TASK REQUIREMENTS: Each entry below must be repeated exactly, with pictures left out.

§ §

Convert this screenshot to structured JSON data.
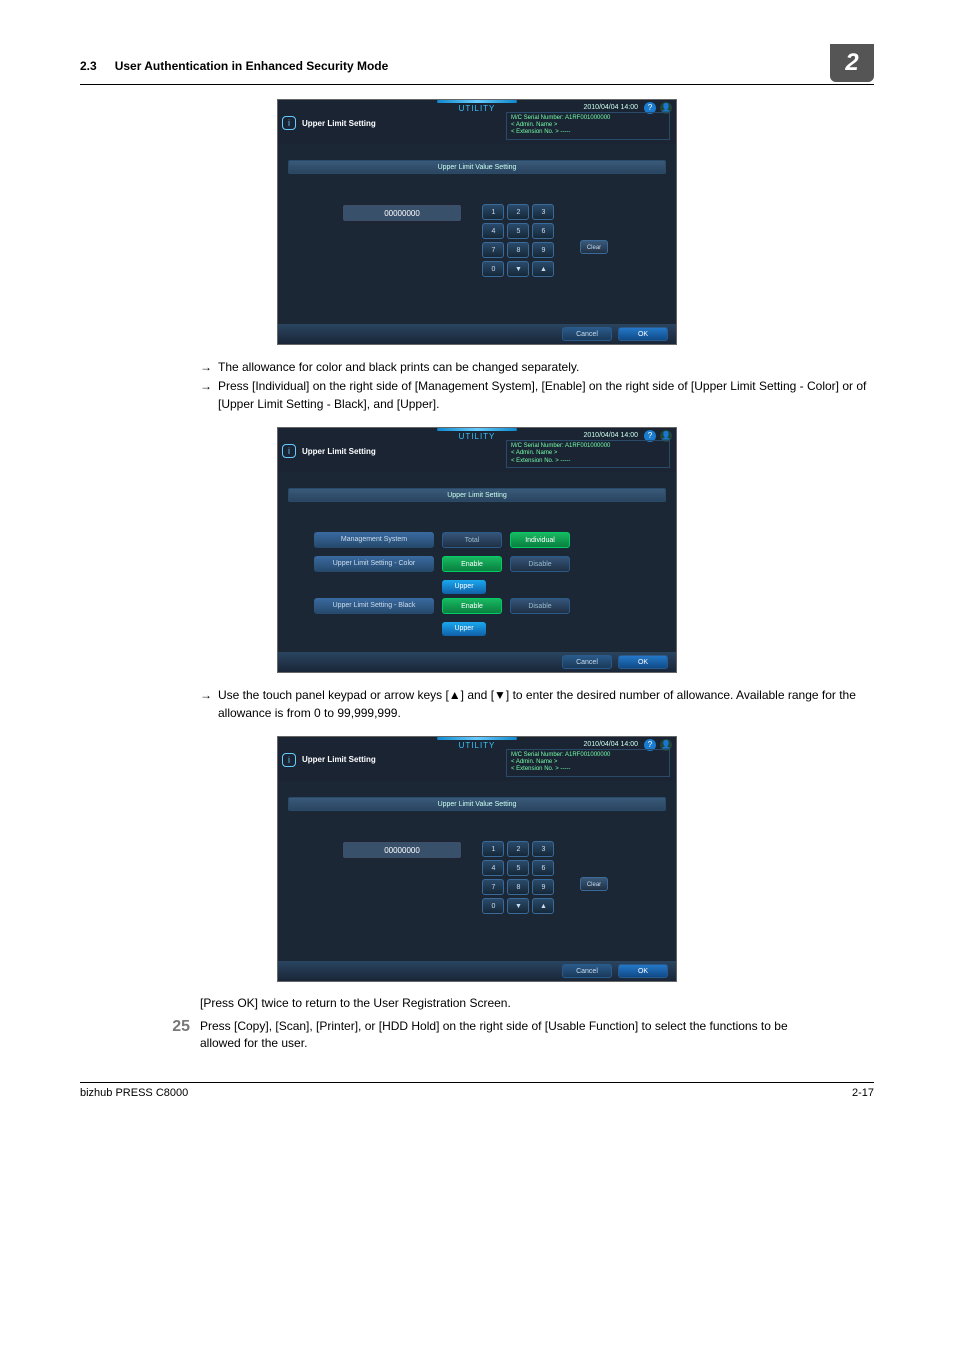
{
  "page": {
    "section_no": "2.3",
    "section_title": "User Authentication in Enhanced Security Mode",
    "chapter_badge": "2",
    "footer_left": "bizhub PRESS C8000",
    "footer_right": "2-17"
  },
  "bullets": {
    "b1": "The allowance for color and black prints can be changed separately.",
    "b2": "Press [Individual] on the right side of [Management System], [Enable] on the right side of [Upper Limit Setting - Color] or of [Upper Limit Setting - Black], and [Upper].",
    "b3": "Use the touch panel keypad or arrow keys [▲] and [▼] to enter the desired number of allowance. Available range for the allowance is from 0 to 99,999,999."
  },
  "post_text": "[Press OK] twice to return to the User Registration Screen.",
  "step25": {
    "num": "25",
    "text": "Press [Copy], [Scan], [Printer], or [HDD Hold] on the right side of [Usable Function] to select the functions to be allowed for the user."
  },
  "shot_common": {
    "utility": "UTILITY",
    "date": "2010/04/04 14:00",
    "meta1": "M/C Serial Number: A1RF001000000",
    "meta2": "< Admin. Name >",
    "meta3": "< Extension No. >  -----",
    "info_icon": "i",
    "value": "00000000",
    "cancel": "Cancel",
    "ok": "OK",
    "clear": "Clear"
  },
  "shot1": {
    "title": "Upper Limit Setting",
    "strip": "Upper Limit Value Setting"
  },
  "shot2": {
    "title": "Upper Limit Setting",
    "strip": "Upper Limit Setting",
    "rows": {
      "r1": {
        "label": "Management System",
        "btnA": "Total",
        "btnB": "Individual"
      },
      "r2": {
        "label": "Upper Limit Setting - Color",
        "btnA": "Enable",
        "btnB": "Disable",
        "upper": "Upper"
      },
      "r3": {
        "label": "Upper Limit Setting - Black",
        "btnA": "Enable",
        "btnB": "Disable",
        "upper": "Upper"
      }
    }
  },
  "shot3": {
    "title": "Upper Limit Setting",
    "strip": "Upper Limit Value Setting"
  },
  "keypad": [
    "1",
    "2",
    "3",
    "4",
    "5",
    "6",
    "7",
    "8",
    "9",
    "0",
    "▼",
    "▲"
  ]
}
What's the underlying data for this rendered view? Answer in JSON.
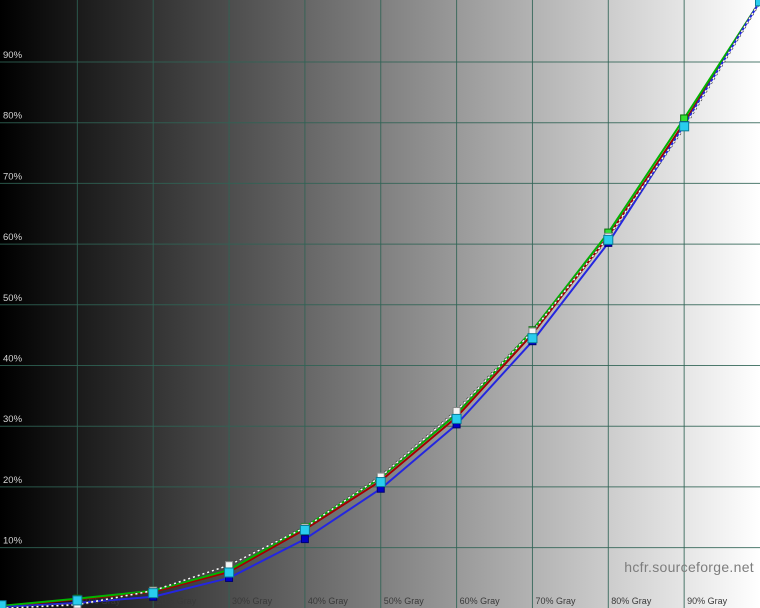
{
  "watermark": "hcfr.sourceforge.net",
  "colors": {
    "background_left": "#000000",
    "background_right": "#ffffff",
    "grid": "#2f6355",
    "x_label": "#3a3a3a",
    "y_label": "#d6d6d6",
    "watermark": "#7d7d7d"
  },
  "chart_data": {
    "type": "line",
    "title": "",
    "xlabel": "",
    "ylabel": "",
    "xlim": [
      0,
      100
    ],
    "ylim": [
      0,
      100
    ],
    "grid": true,
    "legend": false,
    "background": "horizontal gradient black to white",
    "x_ticks": [
      10,
      20,
      30,
      40,
      50,
      60,
      70,
      80,
      90
    ],
    "x_tick_labels": [
      "10% Gray",
      "20% Gray",
      "30% Gray",
      "40% Gray",
      "50% Gray",
      "60% Gray",
      "70% Gray",
      "80% Gray",
      "90% Gray"
    ],
    "y_ticks": [
      10,
      20,
      30,
      40,
      50,
      60,
      70,
      80,
      90
    ],
    "y_tick_labels": [
      "10%",
      "20%",
      "30%",
      "40%",
      "50%",
      "60%",
      "70%",
      "80%",
      "90%"
    ],
    "x": [
      0,
      10,
      20,
      30,
      40,
      50,
      60,
      70,
      80,
      90,
      100
    ],
    "series": [
      {
        "name": "red-component",
        "style": "solid",
        "line_color": "#a50000",
        "line_width": 2,
        "marker_color": "#c00000",
        "marker_border": "#600000",
        "marker_size": 5,
        "values": [
          0.3,
          1.5,
          2.7,
          6.0,
          13.0,
          21.0,
          31.5,
          45.2,
          61.3,
          80.0,
          100
        ]
      },
      {
        "name": "green-component",
        "style": "solid",
        "line_color": "#00b400",
        "line_width": 2,
        "marker_color": "#35e035",
        "marker_border": "#076d07",
        "marker_size": 7,
        "values": [
          0.4,
          1.6,
          2.9,
          6.3,
          13.4,
          21.5,
          32.0,
          45.8,
          61.9,
          80.7,
          100
        ]
      },
      {
        "name": "blue-component",
        "style": "solid",
        "line_color": "#2426e0",
        "line_width": 2,
        "marker_color": "#0000c8",
        "marker_border": "#000070",
        "marker_size": 7,
        "values": [
          0.2,
          0.9,
          1.9,
          5.0,
          11.4,
          19.7,
          30.3,
          44.0,
          60.2,
          79.6,
          100
        ]
      },
      {
        "name": "reference-gamma-2.2",
        "style": "dashed",
        "line_color": "#ffffff",
        "line_casing": "#404040",
        "line_width": 1.5,
        "marker_color": "#f5f5f5",
        "marker_border": "#8a8a8a",
        "marker_size": 7,
        "values": [
          0.0,
          0.6,
          2.9,
          7.1,
          13.3,
          21.7,
          32.5,
          45.6,
          61.2,
          79.3,
          100
        ]
      },
      {
        "name": "measured-luminance",
        "style": "markers-only",
        "line_color": "none",
        "marker_color": "#29cdee",
        "marker_border": "#0c7d97",
        "marker_size": 9,
        "values": [
          0.5,
          1.3,
          2.5,
          5.9,
          12.9,
          20.8,
          31.2,
          44.5,
          60.7,
          79.4,
          100
        ]
      }
    ]
  }
}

§ §

RESULT:
Convert this screenshot to structured JSON data.
{
  "page": {
    "section_no": "2.3",
    "section_title": "User Authentication in Enhanced Security Mode",
    "chapter_badge": "2",
    "footer_left": "bizhub PRESS C8000",
    "footer_right": "2-17"
  },
  "bullets": {
    "b1": "The allowance for color and black prints can be changed separately.",
    "b2": "Press [Individual] on the right side of [Management System], [Enable] on the right side of [Upper Limit Setting - Color] or of [Upper Limit Setting - Black], and [Upper].",
    "b3": "Use the touch panel keypad or arrow keys [▲] and [▼] to enter the desired number of allowance. Available range for the allowance is from 0 to 99,999,999."
  },
  "post_text": "[Press OK] twice to return to the User Registration Screen.",
  "step25": {
    "num": "25",
    "text": "Press [Copy], [Scan], [Printer], or [HDD Hold] on the right side of [Usable Function] to select the functions to be allowed for the user."
  },
  "shot_common": {
    "utility": "UTILITY",
    "date": "2010/04/04 14:00",
    "meta1": "M/C Serial Number: A1RF001000000",
    "meta2": "< Admin. Name >",
    "meta3": "< Extension No. >  -----",
    "info_icon": "i",
    "value": "00000000",
    "cancel": "Cancel",
    "ok": "OK",
    "clear": "Clear"
  },
  "shot1": {
    "title": "Upper Limit Setting",
    "strip": "Upper Limit Value Setting"
  },
  "shot2": {
    "title": "Upper Limit Setting",
    "strip": "Upper Limit Setting",
    "rows": {
      "r1": {
        "label": "Management System",
        "btnA": "Total",
        "btnB": "Individual"
      },
      "r2": {
        "label": "Upper Limit Setting - Color",
        "btnA": "Enable",
        "btnB": "Disable",
        "upper": "Upper"
      },
      "r3": {
        "label": "Upper Limit Setting - Black",
        "btnA": "Enable",
        "btnB": "Disable",
        "upper": "Upper"
      }
    }
  },
  "shot3": {
    "title": "Upper Limit Setting",
    "strip": "Upper Limit Value Setting"
  },
  "keypad": [
    "1",
    "2",
    "3",
    "4",
    "5",
    "6",
    "7",
    "8",
    "9",
    "0",
    "▼",
    "▲"
  ]
}
What's the underlying data for this rendered view? Answer in JSON.
{
  "watermark": "hcfr.sourceforge.net",
  "colors": {
    "background_left": "#000000",
    "background_right": "#ffffff",
    "grid": "#2f6355",
    "x_label": "#3a3a3a",
    "y_label": "#d6d6d6",
    "watermark": "#7d7d7d"
  },
  "chart_data": {
    "type": "line",
    "title": "",
    "xlabel": "",
    "ylabel": "",
    "xlim": [
      0,
      100
    ],
    "ylim": [
      0,
      100
    ],
    "grid": true,
    "legend": false,
    "background": "horizontal gradient black to white",
    "x_ticks": [
      10,
      20,
      30,
      40,
      50,
      60,
      70,
      80,
      90
    ],
    "x_tick_labels": [
      "10% Gray",
      "20% Gray",
      "30% Gray",
      "40% Gray",
      "50% Gray",
      "60% Gray",
      "70% Gray",
      "80% Gray",
      "90% Gray"
    ],
    "y_ticks": [
      10,
      20,
      30,
      40,
      50,
      60,
      70,
      80,
      90
    ],
    "y_tick_labels": [
      "10%",
      "20%",
      "30%",
      "40%",
      "50%",
      "60%",
      "70%",
      "80%",
      "90%"
    ],
    "x": [
      0,
      10,
      20,
      30,
      40,
      50,
      60,
      70,
      80,
      90,
      100
    ],
    "series": [
      {
        "name": "red-component",
        "style": "solid",
        "line_color": "#a50000",
        "line_width": 2,
        "marker_color": "#c00000",
        "marker_border": "#600000",
        "marker_size": 5,
        "values": [
          0.3,
          1.5,
          2.7,
          6.0,
          13.0,
          21.0,
          31.5,
          45.2,
          61.3,
          80.0,
          100
        ]
      },
      {
        "name": "green-component",
        "style": "solid",
        "line_color": "#00b400",
        "line_width": 2,
        "marker_color": "#35e035",
        "marker_border": "#076d07",
        "marker_size": 7,
        "values": [
          0.4,
          1.6,
          2.9,
          6.3,
          13.4,
          21.5,
          32.0,
          45.8,
          61.9,
          80.7,
          100
        ]
      },
      {
        "name": "blue-component",
        "style": "solid",
        "line_color": "#2426e0",
        "line_width": 2,
        "marker_color": "#0000c8",
        "marker_border": "#000070",
        "marker_size": 7,
        "values": [
          0.2,
          0.9,
          1.9,
          5.0,
          11.4,
          19.7,
          30.3,
          44.0,
          60.2,
          79.6,
          100
        ]
      },
      {
        "name": "reference-gamma-2.2",
        "style": "dashed",
        "line_color": "#ffffff",
        "line_casing": "#404040",
        "line_width": 1.5,
        "marker_color": "#f5f5f5",
        "marker_border": "#8a8a8a",
        "marker_size": 7,
        "values": [
          0.0,
          0.6,
          2.9,
          7.1,
          13.3,
          21.7,
          32.5,
          45.6,
          61.2,
          79.3,
          100
        ]
      },
      {
        "name": "measured-luminance",
        "style": "markers-only",
        "line_color": "none",
        "marker_color": "#29cdee",
        "marker_border": "#0c7d97",
        "marker_size": 9,
        "values": [
          0.5,
          1.3,
          2.5,
          5.9,
          12.9,
          20.8,
          31.2,
          44.5,
          60.7,
          79.4,
          100
        ]
      }
    ]
  }
}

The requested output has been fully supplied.